Your task
Reproduce each line of the material exactly, minus any picture.

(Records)
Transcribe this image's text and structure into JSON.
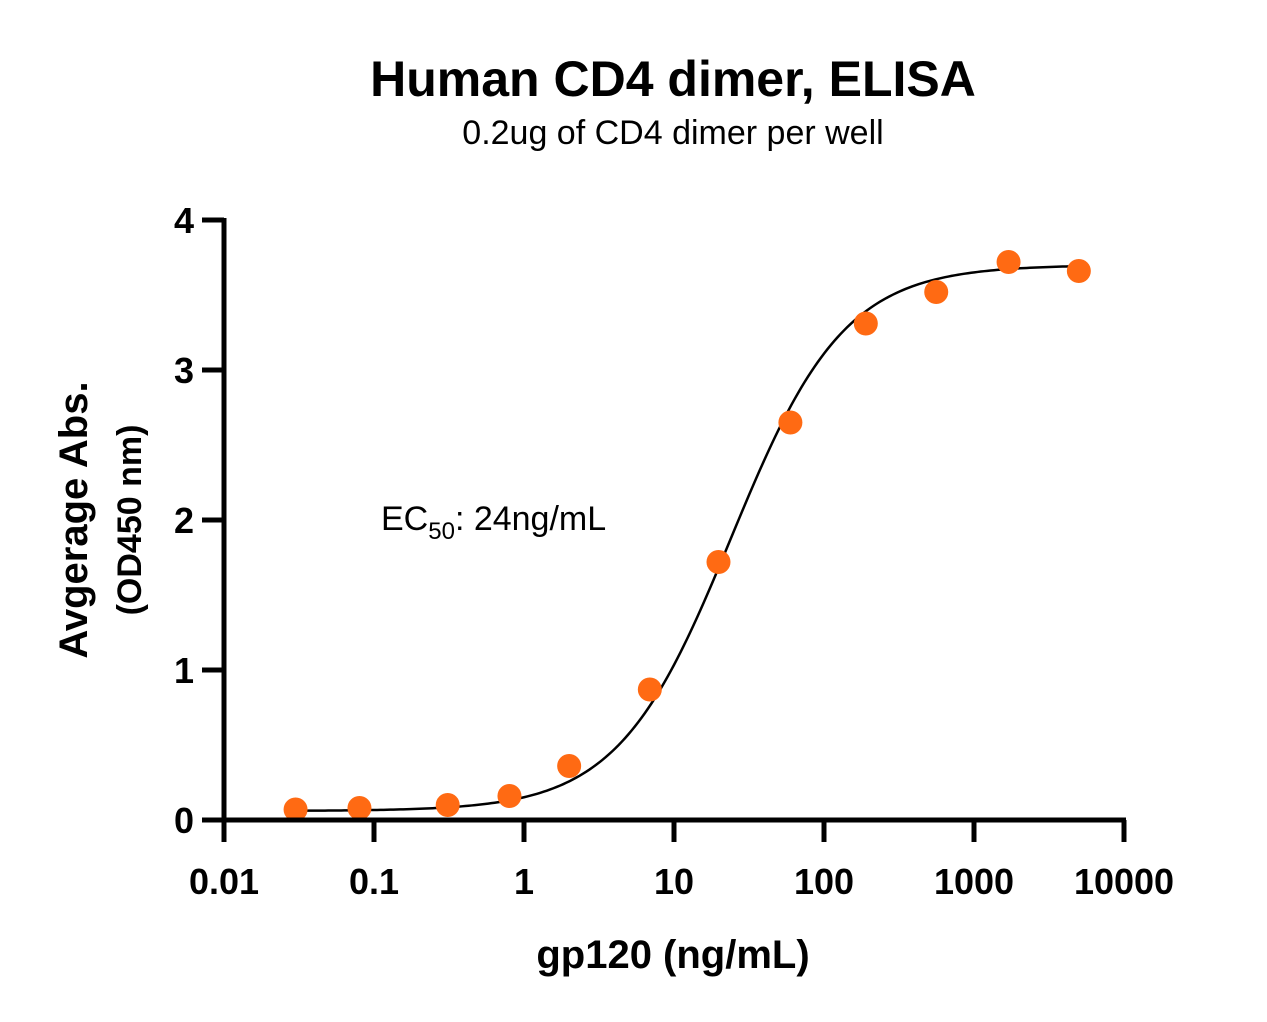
{
  "chart_data": {
    "type": "scatter",
    "title": "Human CD4 dimer, ELISA",
    "subtitle": "0.2ug of CD4 dimer per well",
    "xlabel": "gp120 (ng/mL)",
    "ylabel": "Avgerage Abs.",
    "ylabel_sub": "(OD450 nm)",
    "x_scale": "log",
    "xlim": [
      0.01,
      10000
    ],
    "ylim": [
      0,
      4
    ],
    "x_ticks": [
      {
        "value": 0.01,
        "label": "0.01"
      },
      {
        "value": 0.1,
        "label": "0.1"
      },
      {
        "value": 1,
        "label": "1"
      },
      {
        "value": 10,
        "label": "10"
      },
      {
        "value": 100,
        "label": "100"
      },
      {
        "value": 1000,
        "label": "1000"
      },
      {
        "value": 10000,
        "label": "10000"
      }
    ],
    "y_ticks": [
      {
        "value": 0,
        "label": "0"
      },
      {
        "value": 1,
        "label": "1"
      },
      {
        "value": 2,
        "label": "2"
      },
      {
        "value": 3,
        "label": "3"
      },
      {
        "value": 4,
        "label": "4"
      }
    ],
    "grid": false,
    "series": [
      {
        "color": "#ff6a13",
        "points": [
          {
            "x": 0.03,
            "y": 0.07
          },
          {
            "x": 0.08,
            "y": 0.08
          },
          {
            "x": 0.31,
            "y": 0.1
          },
          {
            "x": 0.8,
            "y": 0.16
          },
          {
            "x": 2.0,
            "y": 0.36
          },
          {
            "x": 6.9,
            "y": 0.87
          },
          {
            "x": 19.8,
            "y": 1.72
          },
          {
            "x": 59.7,
            "y": 2.65
          },
          {
            "x": 190,
            "y": 3.31
          },
          {
            "x": 560,
            "y": 3.52
          },
          {
            "x": 1700,
            "y": 3.72
          },
          {
            "x": 5000,
            "y": 3.66
          }
        ]
      }
    ],
    "fit_curve": {
      "model": "4PL",
      "bottom": 0.06,
      "top": 3.7,
      "ec50": 24,
      "hill": 1.15,
      "color": "#000000"
    },
    "annotation": {
      "prefix": "EC",
      "subscript": "50",
      "suffix": ": 24ng/mL"
    }
  }
}
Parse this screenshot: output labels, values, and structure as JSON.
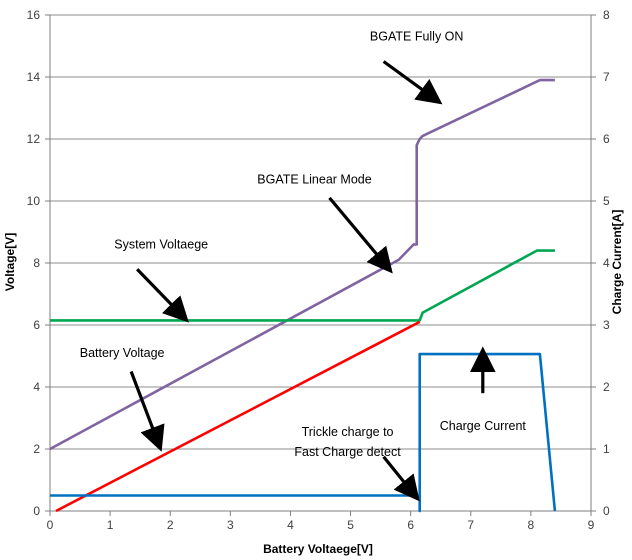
{
  "chart_data": {
    "type": "line",
    "xlabel": "Battery Voltaege[V]",
    "ylabel": "Voltage[V]",
    "y2label": "Charge Current[A]",
    "xlim": [
      0,
      9
    ],
    "ylim": [
      0,
      16
    ],
    "y2lim": [
      0,
      8
    ],
    "x_ticks": [
      "0",
      "1",
      "2",
      "3",
      "4",
      "5",
      "6",
      "7",
      "8",
      "9"
    ],
    "y_ticks": [
      "0",
      "2",
      "4",
      "6",
      "8",
      "10",
      "12",
      "14",
      "16"
    ],
    "y2_ticks": [
      "0",
      "1",
      "2",
      "3",
      "4",
      "5",
      "6",
      "7",
      "8"
    ],
    "grid": "horizontal",
    "legend": "none",
    "series": [
      {
        "color": "#8064a2",
        "axis": "left",
        "points": [
          [
            0,
            2
          ],
          [
            5.8,
            8.1
          ],
          [
            6.05,
            8.6
          ],
          [
            6.1,
            8.6
          ],
          [
            6.1,
            11.8
          ],
          [
            6.15,
            12.0
          ],
          [
            6.2,
            12.1
          ],
          [
            8.15,
            13.9
          ],
          [
            8.4,
            13.9
          ]
        ]
      },
      {
        "color": "#00a651",
        "axis": "left",
        "points": [
          [
            0,
            6.15
          ],
          [
            6.15,
            6.15
          ],
          [
            6.2,
            6.4
          ],
          [
            8.1,
            8.4
          ],
          [
            8.4,
            8.4
          ]
        ]
      },
      {
        "color": "#ff0000",
        "axis": "left",
        "points": [
          [
            0.1,
            0
          ],
          [
            6.15,
            6.1
          ]
        ]
      },
      {
        "color": "#0070c0",
        "axis": "right",
        "points": [
          [
            0,
            0.25
          ],
          [
            6.15,
            0.25
          ],
          [
            6.15,
            0
          ],
          [
            6.15,
            2.53
          ],
          [
            8.15,
            2.53
          ],
          [
            8.4,
            0
          ]
        ]
      }
    ],
    "annotations": [
      {
        "id": "bgate-on",
        "text": "BGATE Fully ON",
        "tx": 6.1,
        "ty": 15.3,
        "ax1": 5.55,
        "ay1": 14.5,
        "ax2": 6.4,
        "ay2": 13.3
      },
      {
        "id": "bgate-linear",
        "text": "BGATE Linear Mode",
        "tx": 4.4,
        "ty": 10.7,
        "ax1": 4.65,
        "ay1": 10.1,
        "ax2": 5.6,
        "ay2": 7.9
      },
      {
        "id": "system-voltage",
        "text": "System Voltaege",
        "tx": 1.85,
        "ty": 8.6,
        "ax1": 1.45,
        "ay1": 7.8,
        "ax2": 2.2,
        "ay2": 6.3
      },
      {
        "id": "battery-voltage",
        "text": "Battery Voltage",
        "tx": 1.2,
        "ty": 5.1,
        "ax1": 1.35,
        "ay1": 4.5,
        "ax2": 1.8,
        "ay2": 2.2
      },
      {
        "id": "trickle-1",
        "text": "Trickle charge to",
        "tx": 4.95,
        "ty": 2.55,
        "ax1": 5.55,
        "ay1": 1.75,
        "ax2": 6.05,
        "ay2": 0.55
      },
      {
        "id": "trickle-2",
        "text": "Fast Charge detect",
        "tx": 4.95,
        "ty": 1.9
      },
      {
        "id": "charge-current",
        "text": "Charge Current",
        "tx": 7.2,
        "ty": 2.75,
        "ax1": 7.2,
        "ay1": 3.8,
        "ax2": 7.2,
        "ay2": 5.0
      }
    ]
  }
}
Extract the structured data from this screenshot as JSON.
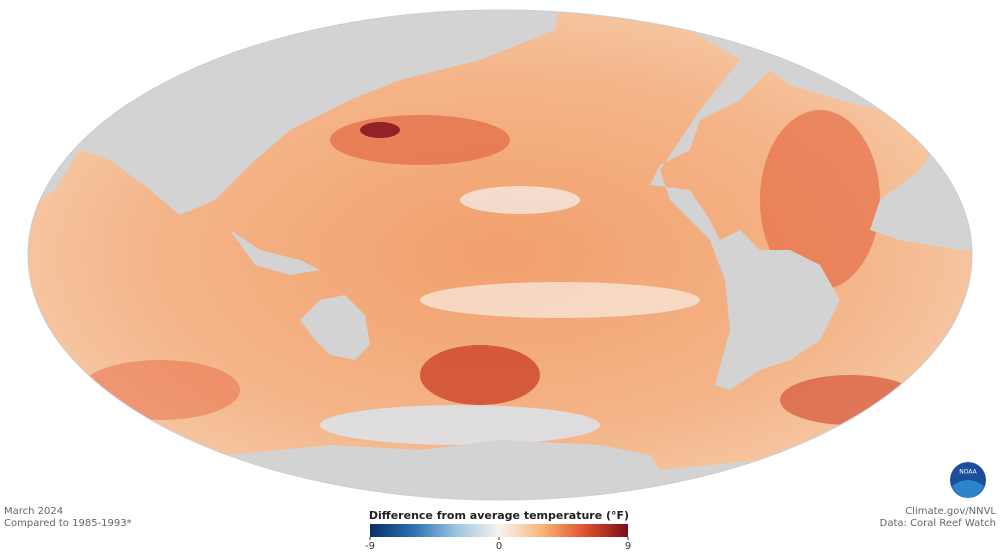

Response to this exercise
Transcribe this image's text and structure into JSON.
{
  "chart_data": {
    "type": "scatter",
    "title": "Human CD4 dimer, ELISA",
    "subtitle": "0.2ug of CD4 dimer per well",
    "xlabel": "gp120 (ng/mL)",
    "ylabel": "Avgerage Abs.",
    "ylabel_sub": "(OD450 nm)",
    "x_scale": "log",
    "xlim": [
      0.01,
      10000
    ],
    "ylim": [
      0,
      4
    ],
    "x_ticks": [
      {
        "value": 0.01,
        "label": "0.01"
      },
      {
        "value": 0.1,
        "label": "0.1"
      },
      {
        "value": 1,
        "label": "1"
      },
      {
        "value": 10,
        "label": "10"
      },
      {
        "value": 100,
        "label": "100"
      },
      {
        "value": 1000,
        "label": "1000"
      },
      {
        "value": 10000,
        "label": "10000"
      }
    ],
    "y_ticks": [
      {
        "value": 0,
        "label": "0"
      },
      {
        "value": 1,
        "label": "1"
      },
      {
        "value": 2,
        "label": "2"
      },
      {
        "value": 3,
        "label": "3"
      },
      {
        "value": 4,
        "label": "4"
      }
    ],
    "grid": false,
    "series": [
      {
        "color": "#ff6a13",
        "points": [
          {
            "x": 0.03,
            "y": 0.07
          },
          {
            "x": 0.08,
            "y": 0.08
          },
          {
            "x": 0.31,
            "y": 0.1
          },
          {
            "x": 0.8,
            "y": 0.16
          },
          {
            "x": 2.0,
            "y": 0.36
          },
          {
            "x": 6.9,
            "y": 0.87
          },
          {
            "x": 19.8,
            "y": 1.72
          },
          {
            "x": 59.7,
            "y": 2.65
          },
          {
            "x": 190,
            "y": 3.31
          },
          {
            "x": 560,
            "y": 3.52
          },
          {
            "x": 1700,
            "y": 3.72
          },
          {
            "x": 5000,
            "y": 3.66
          }
        ]
      }
    ],
    "fit_curve": {
      "model": "4PL",
      "bottom": 0.06,
      "top": 3.7,
      "ec50": 24,
      "hill": 1.15,
      "color": "#000000"
    },
    "annotation": {
      "prefix": "EC",
      "subscript": "50",
      "suffix": ": 24ng/mL"
    }
  }
}
Parse this screenshot: output labels, values, and structure as JSON.
{
  "chart_data": {
    "type": "line",
    "xlabel": "Battery Voltaege[V]",
    "ylabel": "Voltage[V]",
    "y2label": "Charge Current[A]",
    "xlim": [
      0,
      9
    ],
    "ylim": [
      0,
      16
    ],
    "y2lim": [
      0,
      8
    ],
    "x_ticks": [
      "0",
      "1",
      "2",
      "3",
      "4",
      "5",
      "6",
      "7",
      "8",
      "9"
    ],
    "y_ticks": [
      "0",
      "2",
      "4",
      "6",
      "8",
      "10",
      "12",
      "14",
      "16"
    ],
    "y2_ticks": [
      "0",
      "1",
      "2",
      "3",
      "4",
      "5",
      "6",
      "7",
      "8"
    ],
    "grid": "horizontal",
    "legend": "none",
    "series": [
      {
        "color": "#8064a2",
        "axis": "left",
        "points": [
          [
            0,
            2
          ],
          [
            5.8,
            8.1
          ],
          [
            6.05,
            8.6
          ],
          [
            6.1,
            8.6
          ],
          [
            6.1,
            11.8
          ],
          [
            6.15,
            12.0
          ],
          [
            6.2,
            12.1
          ],
          [
            8.15,
            13.9
          ],
          [
            8.4,
            13.9
          ]
        ]
      },
      {
        "color": "#00a651",
        "axis": "left",
        "points": [
          [
            0,
            6.15
          ],
          [
            6.15,
            6.15
          ],
          [
            6.2,
            6.4
          ],
          [
            8.1,
            8.4
          ],
          [
            8.4,
            8.4
          ]
        ]
      },
      {
        "color": "#ff0000",
        "axis": "left",
        "points": [
          [
            0.1,
            0
          ],
          [
            6.15,
            6.1
          ]
        ]
      },
      {
        "color": "#0070c0",
        "axis": "right",
        "points": [
          [
            0,
            0.25
          ],
          [
            6.15,
            0.25
          ],
          [
            6.15,
            0
          ],
          [
            6.15,
            2.53
          ],
          [
            8.15,
            2.53
          ],
          [
            8.4,
            0
          ]
        ]
      }
    ],
    "annotations": [
      {
        "id": "bgate-on",
        "text": "BGATE Fully ON",
        "tx": 6.1,
        "ty": 15.3,
        "ax1": 5.55,
        "ay1": 14.5,
        "ax2": 6.4,
        "ay2": 13.3
      },
      {
        "id": "bgate-linear",
        "text": "BGATE Linear Mode",
        "tx": 4.4,
        "ty": 10.7,
        "ax1": 4.65,
        "ay1": 10.1,
        "ax2": 5.6,
        "ay2": 7.9
      },
      {
        "id": "system-voltage",
        "text": "System Voltaege",
        "tx": 1.85,
        "ty": 8.6,
        "ax1": 1.45,
        "ay1": 7.8,
        "ax2": 2.2,
        "ay2": 6.3
      },
      {
        "id": "battery-voltage",
        "text": "Battery Voltage",
        "tx": 1.2,
        "ty": 5.1,
        "ax1": 1.35,
        "ay1": 4.5,
        "ax2": 1.8,
        "ay2": 2.2
      },
      {
        "id": "trickle-1",
        "text": "Trickle charge to",
        "tx": 4.95,
        "ty": 2.55,
        "ax1": 5.55,
        "ay1": 1.75,
        "ax2": 6.05,
        "ay2": 0.55
      },
      {
        "id": "trickle-2",
        "text": "Fast Charge detect",
        "tx": 4.95,
        "ty": 1.9
      },
      {
        "id": "charge-current",
        "text": "Charge Current",
        "tx": 7.2,
        "ty": 2.75,
        "ax1": 7.2,
        "ay1": 3.8,
        "ax2": 7.2,
        "ay2": 5.0
      }
    ]
  }
}
Extract the structured data from this screenshot as JSON.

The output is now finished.